Ф. Энгельгардт решительно отвергал все измышления. Изменила свои показания и дочь. Как гласят официальные документы: «Равно отреклась от сознания своего и дочь, которая при тщательных расспросах следователей явно обнаружила, что она вовсе не имеет понятия о совокуплении мужчины с женщиной; считала же себя, по собственному ее ответу, лишенною невинности, потому только, что об этом говорила ей свидетельствовавшая ее повивальная бабка, и что отец дозволял себе иногда слишком неприличное с нею обращение» [504]. Характер «неприличного обращения» виден из донесения жандармского полковника Станкевича, участвовавшего в следственных действиях: «Отец ее давал ей в руки держать то, что она стыдится назвать (детородный уд)», и продолжалось это аморальное действо около полугода [505].
Надо сказать, что представители власти постарались сделать все для сохранения семейной тайны. По высочайшему повелению было предписано: «Девицу Веру Энгельгардт от медицинского освидетельствования освободить, а делопроизводство во избежание дальнейшего соблазна оставить без дальнейших преследований». Родители, оказавшиеся «оба развратного поведения», высланы: отец — в Олонец, мать — заключена в монастырь. Имение передано в опеку, сын Валерий помещен в одно из казенных заведений, а дочери были «вверены попечению губернского предводителя дворянства» [506]. Дубова решено было выслать на жительство в одну из отдаленных губерний.

++++++++++++++++++++

▸ **Ответьте на вопросы**
1. Как, согласно отрывку о деле Энгельгардтов, поступили с матерью семьи?
2. Продолжите отрывок о деле Энгельгардтов с того места, на котором он заканчивается.

++++++++++++++++++++

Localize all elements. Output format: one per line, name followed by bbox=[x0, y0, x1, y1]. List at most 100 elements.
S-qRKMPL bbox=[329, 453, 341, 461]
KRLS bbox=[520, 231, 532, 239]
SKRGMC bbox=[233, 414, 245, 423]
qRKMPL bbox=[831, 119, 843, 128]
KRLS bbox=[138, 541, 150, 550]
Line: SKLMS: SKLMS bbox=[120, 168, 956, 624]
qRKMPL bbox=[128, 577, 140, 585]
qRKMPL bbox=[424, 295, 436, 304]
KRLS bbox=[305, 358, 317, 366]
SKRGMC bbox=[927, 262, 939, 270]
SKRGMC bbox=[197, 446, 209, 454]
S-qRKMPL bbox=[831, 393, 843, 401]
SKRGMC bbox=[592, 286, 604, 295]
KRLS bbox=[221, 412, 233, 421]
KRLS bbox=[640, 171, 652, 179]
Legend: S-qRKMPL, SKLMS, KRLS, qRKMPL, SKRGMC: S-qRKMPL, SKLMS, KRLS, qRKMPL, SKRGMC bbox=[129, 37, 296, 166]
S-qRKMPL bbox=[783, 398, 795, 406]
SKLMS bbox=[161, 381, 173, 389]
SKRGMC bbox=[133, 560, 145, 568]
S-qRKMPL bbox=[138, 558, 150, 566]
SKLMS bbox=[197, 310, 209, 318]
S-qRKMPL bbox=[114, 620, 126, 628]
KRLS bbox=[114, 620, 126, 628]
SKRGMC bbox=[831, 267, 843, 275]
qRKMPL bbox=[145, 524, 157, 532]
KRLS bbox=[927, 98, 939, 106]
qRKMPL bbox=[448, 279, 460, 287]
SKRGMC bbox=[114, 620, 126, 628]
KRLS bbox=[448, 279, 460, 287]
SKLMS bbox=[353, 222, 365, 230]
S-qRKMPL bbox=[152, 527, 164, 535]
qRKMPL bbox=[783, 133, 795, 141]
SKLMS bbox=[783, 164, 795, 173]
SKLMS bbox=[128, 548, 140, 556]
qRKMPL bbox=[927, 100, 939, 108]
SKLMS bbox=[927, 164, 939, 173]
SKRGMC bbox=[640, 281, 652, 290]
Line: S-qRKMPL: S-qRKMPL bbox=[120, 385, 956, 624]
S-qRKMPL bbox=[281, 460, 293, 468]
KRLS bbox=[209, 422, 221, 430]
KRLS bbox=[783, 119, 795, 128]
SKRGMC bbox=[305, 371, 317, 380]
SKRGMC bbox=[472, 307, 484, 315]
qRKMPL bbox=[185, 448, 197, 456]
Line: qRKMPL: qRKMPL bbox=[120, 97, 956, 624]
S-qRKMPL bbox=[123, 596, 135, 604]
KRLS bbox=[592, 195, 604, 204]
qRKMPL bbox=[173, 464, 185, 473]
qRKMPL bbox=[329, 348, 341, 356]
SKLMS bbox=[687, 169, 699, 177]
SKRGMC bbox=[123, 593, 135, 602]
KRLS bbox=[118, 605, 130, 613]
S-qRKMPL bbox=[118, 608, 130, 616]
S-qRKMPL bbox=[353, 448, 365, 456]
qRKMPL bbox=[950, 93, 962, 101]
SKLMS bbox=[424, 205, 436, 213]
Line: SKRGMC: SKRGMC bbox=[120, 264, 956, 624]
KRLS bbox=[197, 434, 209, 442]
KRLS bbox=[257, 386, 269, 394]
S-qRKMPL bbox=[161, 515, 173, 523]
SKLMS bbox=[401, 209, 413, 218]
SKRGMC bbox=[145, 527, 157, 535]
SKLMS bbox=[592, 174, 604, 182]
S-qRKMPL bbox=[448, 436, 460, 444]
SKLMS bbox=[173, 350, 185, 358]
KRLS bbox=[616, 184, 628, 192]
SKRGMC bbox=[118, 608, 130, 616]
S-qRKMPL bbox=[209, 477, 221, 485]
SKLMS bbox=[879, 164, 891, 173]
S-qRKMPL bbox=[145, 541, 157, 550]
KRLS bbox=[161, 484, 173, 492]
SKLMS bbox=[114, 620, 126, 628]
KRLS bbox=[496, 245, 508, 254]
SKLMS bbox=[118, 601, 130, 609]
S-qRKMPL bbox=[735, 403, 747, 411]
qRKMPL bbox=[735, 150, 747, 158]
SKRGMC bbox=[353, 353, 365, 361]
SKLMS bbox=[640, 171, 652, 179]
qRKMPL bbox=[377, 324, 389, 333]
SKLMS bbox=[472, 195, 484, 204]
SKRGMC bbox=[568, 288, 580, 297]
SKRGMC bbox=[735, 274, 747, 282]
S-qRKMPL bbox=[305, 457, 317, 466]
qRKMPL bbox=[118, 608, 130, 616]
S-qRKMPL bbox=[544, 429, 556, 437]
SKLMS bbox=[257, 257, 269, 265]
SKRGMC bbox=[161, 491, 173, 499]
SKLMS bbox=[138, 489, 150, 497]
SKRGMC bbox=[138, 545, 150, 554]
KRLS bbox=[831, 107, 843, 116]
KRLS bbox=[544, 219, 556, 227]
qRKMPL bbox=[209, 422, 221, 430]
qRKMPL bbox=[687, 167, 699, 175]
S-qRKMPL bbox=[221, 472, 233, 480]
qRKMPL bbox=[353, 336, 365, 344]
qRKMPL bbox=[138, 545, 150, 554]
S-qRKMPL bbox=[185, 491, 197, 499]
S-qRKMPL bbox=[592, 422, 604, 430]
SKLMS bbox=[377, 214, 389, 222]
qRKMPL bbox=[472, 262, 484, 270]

++++++++++++++++++++

▸ **Ответы к заданиям**
1. Её заключили в монастырь.

2.
Однако история эта, из-за своей необычности и исключительности, получила огласку. В дневнике Л. В. Дубельта встречаем: «[1853 г.] Декабрь 15. приказано произвести следствие о семейных раздорах графа Салтыкова. Жена его написала безыменные письма, что он влюбился и хочет соблазнить свою старшую дочь, а он показывает, что помещик Федор Энгельгардт уже соблазнил и жену, и дочь его. Срам!» [507]Обвинение в подобных преступных помыслах, несомненно, могло сразу дискредитировать подозреваемого в глазах общества и обеспечивало пристальное внимание властей к нравственному облику потенциального насильника, видимо, поэтому графиня и прибегла к такому способу огласки семейных неурядиц. Граф Л. Г. Салтыков, в свою очередь, разглашая семейную тайну, обращал внимание на аморальный поступок родственника своей супруги.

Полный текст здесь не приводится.